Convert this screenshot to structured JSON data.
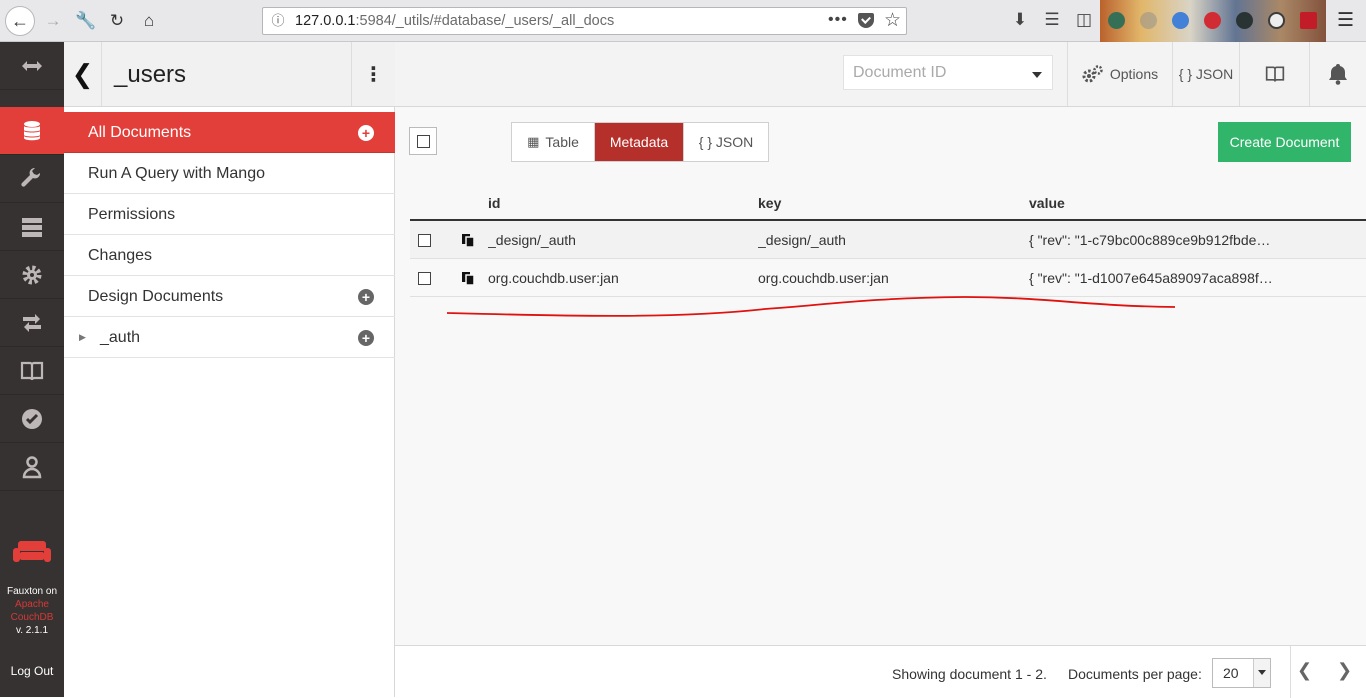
{
  "browser": {
    "url_host": "127.0.0.1",
    "url_rest": ":5984/_utils/#database/_users/_all_docs",
    "url_dots": "•••"
  },
  "rail": {
    "brand_line1": "Fauxton on",
    "brand_line2": "Apache",
    "brand_line3": "CouchDB",
    "version": "v. 2.1.1",
    "logout": "Log Out"
  },
  "sidebar": {
    "db_name": "_users",
    "items": [
      {
        "label": "All Documents"
      },
      {
        "label": "Run A Query with Mango"
      },
      {
        "label": "Permissions"
      },
      {
        "label": "Changes"
      },
      {
        "label": "Design Documents"
      },
      {
        "label": "_auth"
      }
    ]
  },
  "topbar": {
    "docid_placeholder": "Document ID",
    "options": "Options",
    "json": "{ } JSON"
  },
  "toolbar": {
    "views": [
      {
        "label": "Table"
      },
      {
        "label": "Metadata"
      },
      {
        "label": "{ } JSON"
      }
    ],
    "create_document": "Create Document"
  },
  "table": {
    "headers": [
      "id",
      "key",
      "value"
    ],
    "rows": [
      {
        "id": "_design/_auth",
        "key": "_design/_auth",
        "value": "{ \"rev\": \"1-c79bc00c889ce9b912fbde…"
      },
      {
        "id": "org.couchdb.user:jan",
        "key": "org.couchdb.user:jan",
        "value": "{ \"rev\": \"1-d1007e645a89097aca898f…"
      }
    ]
  },
  "footer": {
    "showing": "Showing document 1 - 2.",
    "per_page_label": "Documents per page:",
    "per_page_value": "20"
  },
  "colors": {
    "accent_red": "#e33f3a",
    "active_view": "#b6302b",
    "create_green": "#31b56a",
    "rail_bg": "#373232"
  },
  "icons": [
    "back-arrow-icon",
    "forward-arrow-icon",
    "wrench-icon",
    "reload-icon",
    "home-icon",
    "info-icon",
    "pocket-icon",
    "star-icon",
    "download-icon",
    "library-icon",
    "sidebar-icon",
    "menu-icon",
    "arrows-icon",
    "database-icon",
    "wrench-icon",
    "server-icon",
    "gear-icon",
    "replication-icon",
    "book-icon",
    "check-icon",
    "user-icon",
    "couch-logo-icon",
    "chevron-left-icon",
    "kebab-icon",
    "plus-circle-icon",
    "caret-right-icon",
    "table-icon",
    "copy-icon",
    "bell-icon",
    "chevron-right-icon"
  ]
}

---

Reproduce the records verbatim, omitting all images they contain.

- [Expected output]
Convert this screenshot to structured JSON data.
{
  "browser": {
    "url_host": "127.0.0.1",
    "url_rest": ":5984/_utils/#database/_users/_all_docs",
    "url_dots": "•••"
  },
  "rail": {
    "brand_line1": "Fauxton on",
    "brand_line2": "Apache",
    "brand_line3": "CouchDB",
    "version": "v. 2.1.1",
    "logout": "Log Out"
  },
  "sidebar": {
    "db_name": "_users",
    "items": [
      {
        "label": "All Documents"
      },
      {
        "label": "Run A Query with Mango"
      },
      {
        "label": "Permissions"
      },
      {
        "label": "Changes"
      },
      {
        "label": "Design Documents"
      },
      {
        "label": "_auth"
      }
    ]
  },
  "topbar": {
    "docid_placeholder": "Document ID",
    "options": "Options",
    "json": "{ } JSON"
  },
  "toolbar": {
    "views": [
      {
        "label": "Table"
      },
      {
        "label": "Metadata"
      },
      {
        "label": "{ } JSON"
      }
    ],
    "create_document": "Create Document"
  },
  "table": {
    "headers": [
      "id",
      "key",
      "value"
    ],
    "rows": [
      {
        "id": "_design/_auth",
        "key": "_design/_auth",
        "value": "{ \"rev\": \"1-c79bc00c889ce9b912fbde…"
      },
      {
        "id": "org.couchdb.user:jan",
        "key": "org.couchdb.user:jan",
        "value": "{ \"rev\": \"1-d1007e645a89097aca898f…"
      }
    ]
  },
  "footer": {
    "showing": "Showing document 1 - 2.",
    "per_page_label": "Documents per page:",
    "per_page_value": "20"
  },
  "colors": {
    "accent_red": "#e33f3a",
    "active_view": "#b6302b",
    "create_green": "#31b56a",
    "rail_bg": "#373232"
  },
  "icons": [
    "back-arrow-icon",
    "forward-arrow-icon",
    "wrench-icon",
    "reload-icon",
    "home-icon",
    "info-icon",
    "pocket-icon",
    "star-icon",
    "download-icon",
    "library-icon",
    "sidebar-icon",
    "menu-icon",
    "arrows-icon",
    "database-icon",
    "wrench-icon",
    "server-icon",
    "gear-icon",
    "replication-icon",
    "book-icon",
    "check-icon",
    "user-icon",
    "couch-logo-icon",
    "chevron-left-icon",
    "kebab-icon",
    "plus-circle-icon",
    "caret-right-icon",
    "table-icon",
    "copy-icon",
    "bell-icon",
    "chevron-right-icon"
  ]
}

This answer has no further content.